(Collected data)
——
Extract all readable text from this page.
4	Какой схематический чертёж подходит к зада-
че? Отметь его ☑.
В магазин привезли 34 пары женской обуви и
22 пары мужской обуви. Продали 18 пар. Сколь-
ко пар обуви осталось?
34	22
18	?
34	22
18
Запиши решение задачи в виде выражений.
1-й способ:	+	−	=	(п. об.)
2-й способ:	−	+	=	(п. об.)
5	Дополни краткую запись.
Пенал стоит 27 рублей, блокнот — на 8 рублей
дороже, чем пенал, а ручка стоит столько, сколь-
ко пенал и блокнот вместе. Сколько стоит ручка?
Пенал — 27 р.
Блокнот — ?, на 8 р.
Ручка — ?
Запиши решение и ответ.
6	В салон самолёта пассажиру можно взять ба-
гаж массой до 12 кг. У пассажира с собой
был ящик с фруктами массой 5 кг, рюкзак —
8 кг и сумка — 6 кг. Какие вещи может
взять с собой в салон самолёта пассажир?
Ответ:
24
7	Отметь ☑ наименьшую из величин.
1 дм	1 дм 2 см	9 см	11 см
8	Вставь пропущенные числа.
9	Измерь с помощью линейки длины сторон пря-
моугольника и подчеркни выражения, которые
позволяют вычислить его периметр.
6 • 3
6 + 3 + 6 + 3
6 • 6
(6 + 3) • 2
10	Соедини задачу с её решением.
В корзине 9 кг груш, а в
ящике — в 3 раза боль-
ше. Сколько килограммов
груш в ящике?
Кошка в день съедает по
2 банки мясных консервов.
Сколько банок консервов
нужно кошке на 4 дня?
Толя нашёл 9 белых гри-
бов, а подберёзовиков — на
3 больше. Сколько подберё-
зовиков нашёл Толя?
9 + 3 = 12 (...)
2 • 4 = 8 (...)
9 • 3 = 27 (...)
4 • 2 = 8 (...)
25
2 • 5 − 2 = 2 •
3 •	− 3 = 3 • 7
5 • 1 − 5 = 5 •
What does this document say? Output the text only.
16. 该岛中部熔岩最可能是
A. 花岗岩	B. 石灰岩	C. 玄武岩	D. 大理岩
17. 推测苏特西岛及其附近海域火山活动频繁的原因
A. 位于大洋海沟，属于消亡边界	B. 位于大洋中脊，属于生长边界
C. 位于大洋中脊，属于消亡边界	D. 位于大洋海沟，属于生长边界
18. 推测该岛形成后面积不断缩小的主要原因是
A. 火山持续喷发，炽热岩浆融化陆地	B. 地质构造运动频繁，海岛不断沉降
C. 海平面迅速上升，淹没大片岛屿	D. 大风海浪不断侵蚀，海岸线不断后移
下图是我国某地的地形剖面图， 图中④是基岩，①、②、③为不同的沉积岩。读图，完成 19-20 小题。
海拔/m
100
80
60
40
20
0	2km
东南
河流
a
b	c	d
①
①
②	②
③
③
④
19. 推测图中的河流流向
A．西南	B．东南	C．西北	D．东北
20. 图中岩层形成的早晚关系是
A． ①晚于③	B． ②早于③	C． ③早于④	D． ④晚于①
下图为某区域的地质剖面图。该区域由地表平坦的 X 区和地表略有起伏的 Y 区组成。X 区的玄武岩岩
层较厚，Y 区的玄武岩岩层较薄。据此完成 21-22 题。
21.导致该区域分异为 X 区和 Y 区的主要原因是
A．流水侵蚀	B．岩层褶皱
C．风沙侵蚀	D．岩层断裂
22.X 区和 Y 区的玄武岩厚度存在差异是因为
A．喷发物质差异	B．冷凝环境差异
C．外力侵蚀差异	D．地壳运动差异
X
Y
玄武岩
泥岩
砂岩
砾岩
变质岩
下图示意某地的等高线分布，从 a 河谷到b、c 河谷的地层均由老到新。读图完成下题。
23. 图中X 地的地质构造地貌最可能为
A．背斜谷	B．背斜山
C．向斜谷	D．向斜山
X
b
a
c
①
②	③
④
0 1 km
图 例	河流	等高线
——
> _EXERCISE DETAILS_
Find the line that contains "What does this" in the listing above. Retype it and every line after it up to the last, exactly, and nothing else.

> _SOLUTION TO THIS TASK_
What does this document say? Output the text only.
16. 该岛中部熔岩最可能是
A. 花岗岩	B. 石灰岩	C. 玄武岩	D. 大理岩
17. 推测苏特西岛及其附近海域火山活动频繁的原因
A. 位于大洋海沟，属于消亡边界	B. 位于大洋中脊，属于生长边界
C. 位于大洋中脊，属于消亡边界	D. 位于大洋海沟，属于生长边界
18. 推测该岛形成后面积不断缩小的主要原因是
A. 火山持续喷发，炽热岩浆融化陆地	B. 地质构造运动频繁，海岛不断沉降
C. 海平面迅速上升，淹没大片岛屿	D. 大风海浪不断侵蚀，海岸线不断后移
下图是我国某地的地形剖面图， 图中④是基岩，①、②、③为不同的沉积岩。读图，完成 19-20 小题。
海拔/m
100
80
60
40
20
0	2km
东南
河流
a
b	c	d
①
①
②	②
③
③
④
19. 推测图中的河流流向
A．西南	B．东南	C．西北	D．东北
20. 图中岩层形成的早晚关系是
A． ①晚于③	B． ②早于③	C． ③早于④	D． ④晚于①
下图为某区域的地质剖面图。该区域由地表平坦的 X 区和地表略有起伏的 Y 区组成。X 区的玄武岩岩
层较厚，Y 区的玄武岩岩层较薄。据此完成 21-22 题。
21.导致该区域分异为 X 区和 Y 区的主要原因是
A．流水侵蚀	B．岩层褶皱
C．风沙侵蚀	D．岩层断裂
22.X 区和 Y 区的玄武岩厚度存在差异是因为
A．喷发物质差异	B．冷凝环境差异
C．外力侵蚀差异	D．地壳运动差异
X
Y
玄武岩
泥岩
砂岩
砾岩
变质岩
下图示意某地的等高线分布，从 a 河谷到b、c 河谷的地层均由老到新。读图完成下题。
23. 图中X 地的地质构造地貌最可能为
A．背斜谷	B．背斜山
C．向斜谷	D．向斜山
X
b
a
c
①
②	③
④
0 1 km
图 例	河流	等高线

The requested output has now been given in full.